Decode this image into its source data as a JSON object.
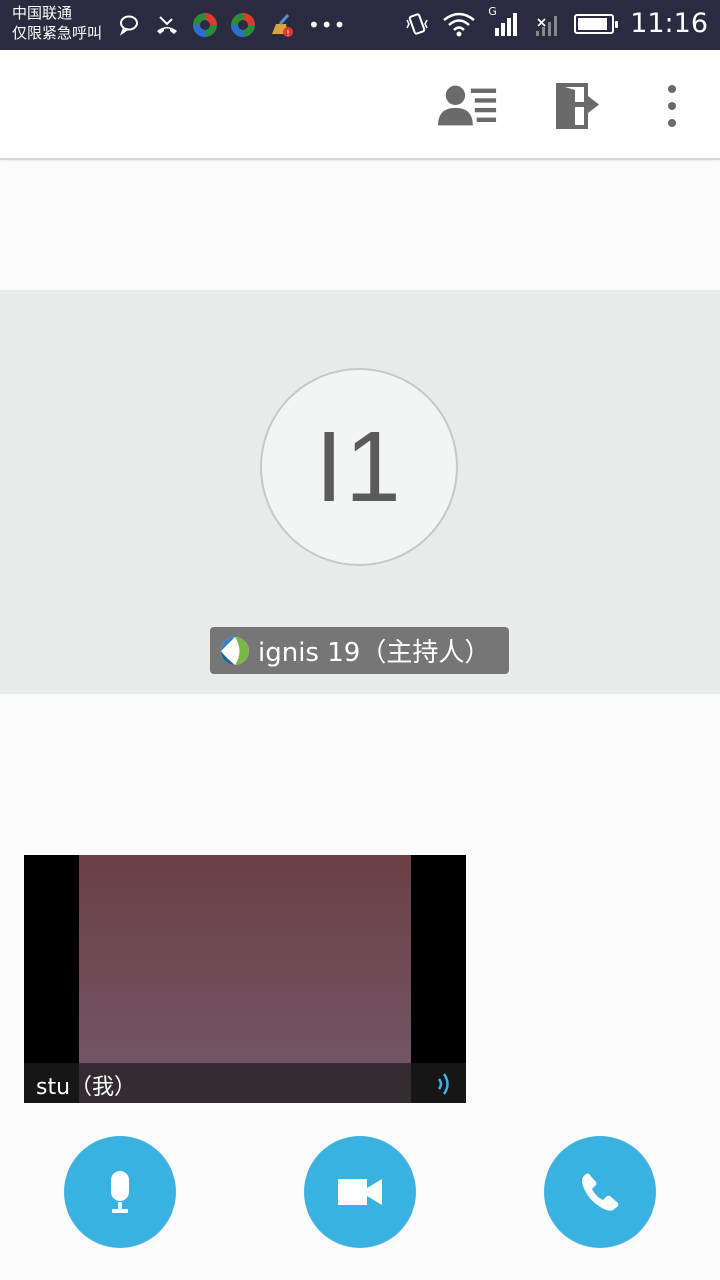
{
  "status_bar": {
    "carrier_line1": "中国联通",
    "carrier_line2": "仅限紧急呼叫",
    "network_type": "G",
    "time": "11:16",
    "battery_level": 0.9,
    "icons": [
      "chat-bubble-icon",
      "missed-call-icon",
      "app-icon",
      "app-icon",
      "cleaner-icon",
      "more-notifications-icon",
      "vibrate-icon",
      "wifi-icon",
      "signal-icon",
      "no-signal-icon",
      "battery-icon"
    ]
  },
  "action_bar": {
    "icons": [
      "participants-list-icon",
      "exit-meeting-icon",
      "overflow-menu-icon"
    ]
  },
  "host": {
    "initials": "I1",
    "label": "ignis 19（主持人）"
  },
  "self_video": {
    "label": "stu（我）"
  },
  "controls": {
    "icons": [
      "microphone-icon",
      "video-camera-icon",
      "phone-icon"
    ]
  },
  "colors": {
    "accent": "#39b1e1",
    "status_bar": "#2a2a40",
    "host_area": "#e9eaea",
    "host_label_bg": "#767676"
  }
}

----------------

Strip out the pictures and quote the remaining data word for word.

● **Solution**
Decode this image into its source data as a JSON object.
{
  "status_bar": {
    "carrier_line1": "中国联通",
    "carrier_line2": "仅限紧急呼叫",
    "network_type": "G",
    "time": "11:16",
    "battery_level": 0.9,
    "icons": [
      "chat-bubble-icon",
      "missed-call-icon",
      "app-icon",
      "app-icon",
      "cleaner-icon",
      "more-notifications-icon",
      "vibrate-icon",
      "wifi-icon",
      "signal-icon",
      "no-signal-icon",
      "battery-icon"
    ]
  },
  "action_bar": {
    "icons": [
      "participants-list-icon",
      "exit-meeting-icon",
      "overflow-menu-icon"
    ]
  },
  "host": {
    "initials": "I1",
    "label": "ignis 19（主持人）"
  },
  "self_video": {
    "label": "stu（我）"
  },
  "controls": {
    "icons": [
      "microphone-icon",
      "video-camera-icon",
      "phone-icon"
    ]
  },
  "colors": {
    "accent": "#39b1e1",
    "status_bar": "#2a2a40",
    "host_area": "#e9eaea",
    "host_label_bg": "#767676"
  }
}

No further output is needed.